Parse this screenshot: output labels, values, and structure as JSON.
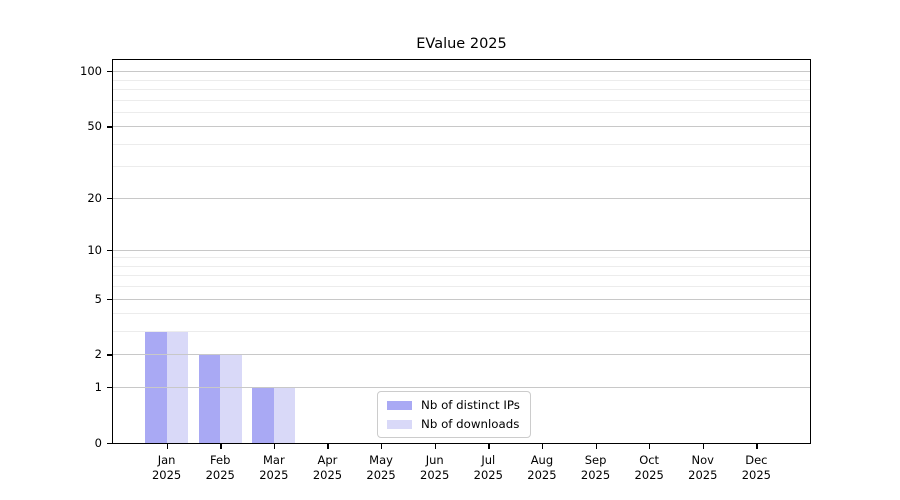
{
  "chart_data": {
    "type": "bar",
    "title": "EValue 2025",
    "x_tick_months": [
      "Jan",
      "Feb",
      "Mar",
      "Apr",
      "May",
      "Jun",
      "Jul",
      "Aug",
      "Sep",
      "Oct",
      "Nov",
      "Dec"
    ],
    "x_tick_year": "2025",
    "categories": [
      "Jan 2025",
      "Feb 2025",
      "Mar 2025",
      "Apr 2025",
      "May 2025",
      "Jun 2025",
      "Jul 2025",
      "Aug 2025",
      "Sep 2025",
      "Oct 2025",
      "Nov 2025",
      "Dec 2025"
    ],
    "series": [
      {
        "name": "Nb of distinct IPs",
        "color": "#a9a9f4",
        "values": [
          3,
          2,
          1,
          0,
          0,
          0,
          0,
          0,
          0,
          0,
          0,
          0
        ]
      },
      {
        "name": "Nb of downloads",
        "color": "#d9d9f8",
        "values": [
          3,
          2,
          1,
          0,
          0,
          0,
          0,
          0,
          0,
          0,
          0,
          0
        ]
      }
    ],
    "y_scale": "log10(value+1)",
    "y_major_ticks": [
      0,
      1,
      2,
      5,
      10,
      20,
      50,
      100
    ],
    "y_minor_ticks": [
      3,
      4,
      6,
      7,
      8,
      9,
      30,
      40,
      60,
      70,
      80,
      90
    ],
    "ylim": [
      0,
      115
    ],
    "grid": "horizontal, grid drawn above bars",
    "legend_position": "lower center",
    "colors": {
      "major_grid": "#c8c8c8",
      "minor_grid": "#ececec",
      "spine": "#000000",
      "text": "#000000",
      "background": "#ffffff"
    }
  }
}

» Task statement
Every entry must be written out exactly, with all pictures left out.

» Solution for this task
Parse this screenshot: output labels, values, and structure as JSON.
{
  "chart_data": {
    "type": "bar",
    "title": "EValue 2025",
    "x_tick_months": [
      "Jan",
      "Feb",
      "Mar",
      "Apr",
      "May",
      "Jun",
      "Jul",
      "Aug",
      "Sep",
      "Oct",
      "Nov",
      "Dec"
    ],
    "x_tick_year": "2025",
    "categories": [
      "Jan 2025",
      "Feb 2025",
      "Mar 2025",
      "Apr 2025",
      "May 2025",
      "Jun 2025",
      "Jul 2025",
      "Aug 2025",
      "Sep 2025",
      "Oct 2025",
      "Nov 2025",
      "Dec 2025"
    ],
    "series": [
      {
        "name": "Nb of distinct IPs",
        "color": "#a9a9f4",
        "values": [
          3,
          2,
          1,
          0,
          0,
          0,
          0,
          0,
          0,
          0,
          0,
          0
        ]
      },
      {
        "name": "Nb of downloads",
        "color": "#d9d9f8",
        "values": [
          3,
          2,
          1,
          0,
          0,
          0,
          0,
          0,
          0,
          0,
          0,
          0
        ]
      }
    ],
    "y_scale": "log10(value+1)",
    "y_major_ticks": [
      0,
      1,
      2,
      5,
      10,
      20,
      50,
      100
    ],
    "y_minor_ticks": [
      3,
      4,
      6,
      7,
      8,
      9,
      30,
      40,
      60,
      70,
      80,
      90
    ],
    "ylim": [
      0,
      115
    ],
    "grid": "horizontal, grid drawn above bars",
    "legend_position": "lower center",
    "colors": {
      "major_grid": "#c8c8c8",
      "minor_grid": "#ececec",
      "spine": "#000000",
      "text": "#000000",
      "background": "#ffffff"
    }
  }
}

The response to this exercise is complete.